### DO THIS:
Pull out every line in the data that has the string "outstanding" in it.

### Dataset items:
==================================================

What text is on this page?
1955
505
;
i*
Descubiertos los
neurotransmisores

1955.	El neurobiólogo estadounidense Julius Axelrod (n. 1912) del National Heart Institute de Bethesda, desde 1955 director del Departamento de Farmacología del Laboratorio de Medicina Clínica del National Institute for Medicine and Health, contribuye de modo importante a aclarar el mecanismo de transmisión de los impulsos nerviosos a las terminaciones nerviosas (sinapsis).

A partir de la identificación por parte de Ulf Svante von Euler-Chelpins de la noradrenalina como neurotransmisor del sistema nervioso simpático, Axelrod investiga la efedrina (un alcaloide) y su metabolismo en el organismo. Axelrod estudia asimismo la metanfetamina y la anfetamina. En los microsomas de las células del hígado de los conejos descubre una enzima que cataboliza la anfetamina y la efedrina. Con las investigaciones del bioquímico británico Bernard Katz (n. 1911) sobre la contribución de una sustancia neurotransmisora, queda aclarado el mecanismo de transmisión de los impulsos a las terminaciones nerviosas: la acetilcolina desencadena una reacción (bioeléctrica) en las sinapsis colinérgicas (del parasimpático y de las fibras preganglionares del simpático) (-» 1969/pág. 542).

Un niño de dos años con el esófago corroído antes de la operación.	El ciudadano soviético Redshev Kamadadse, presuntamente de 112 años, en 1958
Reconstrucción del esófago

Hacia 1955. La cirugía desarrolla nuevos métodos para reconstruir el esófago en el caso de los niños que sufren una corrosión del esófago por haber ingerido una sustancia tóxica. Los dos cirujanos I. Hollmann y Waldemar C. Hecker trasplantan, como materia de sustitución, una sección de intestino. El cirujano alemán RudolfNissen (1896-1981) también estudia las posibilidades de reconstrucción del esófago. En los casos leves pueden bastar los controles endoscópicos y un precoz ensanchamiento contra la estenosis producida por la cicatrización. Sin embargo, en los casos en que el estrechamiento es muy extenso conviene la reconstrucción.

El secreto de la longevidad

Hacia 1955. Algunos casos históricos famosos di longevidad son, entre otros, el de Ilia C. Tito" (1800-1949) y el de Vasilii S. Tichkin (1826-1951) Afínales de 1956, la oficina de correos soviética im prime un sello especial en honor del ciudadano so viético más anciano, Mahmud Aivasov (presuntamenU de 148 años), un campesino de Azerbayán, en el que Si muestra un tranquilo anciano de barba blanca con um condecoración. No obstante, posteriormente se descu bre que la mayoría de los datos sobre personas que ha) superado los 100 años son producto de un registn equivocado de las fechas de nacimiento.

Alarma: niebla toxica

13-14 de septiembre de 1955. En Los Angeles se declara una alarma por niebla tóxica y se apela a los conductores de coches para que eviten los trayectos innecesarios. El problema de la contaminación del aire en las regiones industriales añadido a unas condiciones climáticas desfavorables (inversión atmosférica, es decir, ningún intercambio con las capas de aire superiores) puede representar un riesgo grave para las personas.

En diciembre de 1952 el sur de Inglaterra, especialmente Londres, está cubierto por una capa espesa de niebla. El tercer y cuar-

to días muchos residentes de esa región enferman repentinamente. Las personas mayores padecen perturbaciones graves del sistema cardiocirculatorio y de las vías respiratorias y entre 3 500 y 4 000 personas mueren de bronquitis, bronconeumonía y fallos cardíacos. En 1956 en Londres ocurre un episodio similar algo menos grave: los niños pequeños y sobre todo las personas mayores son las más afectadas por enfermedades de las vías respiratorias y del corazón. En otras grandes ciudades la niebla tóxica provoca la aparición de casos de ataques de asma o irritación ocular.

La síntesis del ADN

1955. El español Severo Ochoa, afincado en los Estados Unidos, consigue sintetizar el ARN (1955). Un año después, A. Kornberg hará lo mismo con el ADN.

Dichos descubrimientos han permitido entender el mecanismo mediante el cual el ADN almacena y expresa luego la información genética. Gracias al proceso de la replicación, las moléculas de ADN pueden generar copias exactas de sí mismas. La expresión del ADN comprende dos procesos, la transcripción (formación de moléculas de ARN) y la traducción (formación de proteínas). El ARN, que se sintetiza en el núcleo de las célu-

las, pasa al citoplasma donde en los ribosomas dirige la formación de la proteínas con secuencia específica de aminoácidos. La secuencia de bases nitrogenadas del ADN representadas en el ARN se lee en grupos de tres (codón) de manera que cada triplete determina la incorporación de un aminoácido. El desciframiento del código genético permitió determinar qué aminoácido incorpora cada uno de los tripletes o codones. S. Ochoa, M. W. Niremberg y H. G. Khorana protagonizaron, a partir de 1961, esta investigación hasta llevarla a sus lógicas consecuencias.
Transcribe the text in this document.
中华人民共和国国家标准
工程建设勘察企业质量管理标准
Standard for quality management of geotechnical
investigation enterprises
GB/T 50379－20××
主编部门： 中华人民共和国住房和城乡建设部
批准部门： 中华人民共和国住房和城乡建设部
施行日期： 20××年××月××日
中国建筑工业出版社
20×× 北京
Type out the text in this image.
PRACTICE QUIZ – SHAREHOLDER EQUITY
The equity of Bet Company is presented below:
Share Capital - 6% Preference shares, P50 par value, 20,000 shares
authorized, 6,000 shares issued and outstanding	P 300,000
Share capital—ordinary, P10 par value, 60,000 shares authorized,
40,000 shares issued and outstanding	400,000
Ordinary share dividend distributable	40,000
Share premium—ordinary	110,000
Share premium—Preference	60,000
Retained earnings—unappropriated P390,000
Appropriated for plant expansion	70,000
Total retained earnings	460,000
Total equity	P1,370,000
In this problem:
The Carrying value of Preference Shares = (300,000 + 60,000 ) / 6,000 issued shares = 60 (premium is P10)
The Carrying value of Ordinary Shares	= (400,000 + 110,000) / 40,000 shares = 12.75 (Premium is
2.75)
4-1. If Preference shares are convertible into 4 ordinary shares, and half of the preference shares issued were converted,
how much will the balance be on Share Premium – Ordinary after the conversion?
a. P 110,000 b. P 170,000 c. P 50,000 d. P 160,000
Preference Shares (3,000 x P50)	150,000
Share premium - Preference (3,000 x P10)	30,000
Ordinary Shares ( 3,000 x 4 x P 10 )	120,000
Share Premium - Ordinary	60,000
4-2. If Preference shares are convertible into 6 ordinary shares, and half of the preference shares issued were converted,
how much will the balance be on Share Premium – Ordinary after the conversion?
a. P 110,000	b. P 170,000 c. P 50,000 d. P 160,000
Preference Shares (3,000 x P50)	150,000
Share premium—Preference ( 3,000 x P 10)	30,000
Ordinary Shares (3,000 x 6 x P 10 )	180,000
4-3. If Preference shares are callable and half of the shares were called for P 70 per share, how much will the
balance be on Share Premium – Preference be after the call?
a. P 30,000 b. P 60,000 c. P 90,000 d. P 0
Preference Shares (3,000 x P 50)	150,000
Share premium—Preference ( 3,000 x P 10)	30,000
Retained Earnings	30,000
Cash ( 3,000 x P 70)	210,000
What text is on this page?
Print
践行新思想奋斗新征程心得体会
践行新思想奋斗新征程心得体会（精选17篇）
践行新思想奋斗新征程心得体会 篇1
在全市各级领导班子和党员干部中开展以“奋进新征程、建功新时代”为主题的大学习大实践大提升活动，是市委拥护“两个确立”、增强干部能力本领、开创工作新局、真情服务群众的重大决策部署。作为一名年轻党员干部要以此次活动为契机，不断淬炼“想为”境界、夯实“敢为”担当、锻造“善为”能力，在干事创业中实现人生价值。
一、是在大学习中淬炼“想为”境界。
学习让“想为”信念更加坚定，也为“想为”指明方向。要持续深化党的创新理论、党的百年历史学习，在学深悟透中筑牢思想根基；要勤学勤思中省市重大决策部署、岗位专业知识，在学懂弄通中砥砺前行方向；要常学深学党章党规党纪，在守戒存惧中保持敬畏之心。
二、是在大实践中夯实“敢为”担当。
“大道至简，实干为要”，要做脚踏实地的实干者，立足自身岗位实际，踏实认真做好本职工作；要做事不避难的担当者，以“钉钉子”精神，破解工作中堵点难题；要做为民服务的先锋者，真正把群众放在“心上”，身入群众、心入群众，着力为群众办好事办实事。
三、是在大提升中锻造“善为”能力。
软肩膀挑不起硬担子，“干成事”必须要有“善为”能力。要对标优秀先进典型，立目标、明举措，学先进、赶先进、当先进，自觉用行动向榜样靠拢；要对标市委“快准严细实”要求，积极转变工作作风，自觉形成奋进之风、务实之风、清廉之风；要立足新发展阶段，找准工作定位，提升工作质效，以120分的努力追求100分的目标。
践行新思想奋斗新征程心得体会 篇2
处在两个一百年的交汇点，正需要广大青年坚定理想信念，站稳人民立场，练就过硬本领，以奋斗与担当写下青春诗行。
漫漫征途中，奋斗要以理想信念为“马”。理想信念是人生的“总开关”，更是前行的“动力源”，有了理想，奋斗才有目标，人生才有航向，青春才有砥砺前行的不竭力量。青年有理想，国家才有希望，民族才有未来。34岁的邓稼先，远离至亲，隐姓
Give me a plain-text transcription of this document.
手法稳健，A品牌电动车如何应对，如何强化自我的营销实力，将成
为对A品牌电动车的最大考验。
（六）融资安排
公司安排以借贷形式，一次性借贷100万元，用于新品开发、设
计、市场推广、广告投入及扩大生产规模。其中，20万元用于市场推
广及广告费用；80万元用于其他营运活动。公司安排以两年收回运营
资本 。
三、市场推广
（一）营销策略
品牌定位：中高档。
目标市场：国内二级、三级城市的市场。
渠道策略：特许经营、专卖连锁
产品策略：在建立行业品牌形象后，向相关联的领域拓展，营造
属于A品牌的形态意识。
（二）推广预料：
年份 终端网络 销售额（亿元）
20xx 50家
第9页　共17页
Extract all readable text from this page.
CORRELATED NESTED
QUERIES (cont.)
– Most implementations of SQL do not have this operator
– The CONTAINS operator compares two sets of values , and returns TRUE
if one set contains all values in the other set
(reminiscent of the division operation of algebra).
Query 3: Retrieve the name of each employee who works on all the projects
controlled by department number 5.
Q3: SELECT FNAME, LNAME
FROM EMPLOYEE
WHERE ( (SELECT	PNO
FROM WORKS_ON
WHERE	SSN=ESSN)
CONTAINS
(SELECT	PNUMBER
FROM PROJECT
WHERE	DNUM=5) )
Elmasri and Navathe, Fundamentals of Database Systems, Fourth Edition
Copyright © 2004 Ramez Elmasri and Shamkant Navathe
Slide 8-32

==================================================

### ANSWER:
authorized, 6,000 shares issued and outstanding	P 300,000
40,000 shares issued and outstanding	400,000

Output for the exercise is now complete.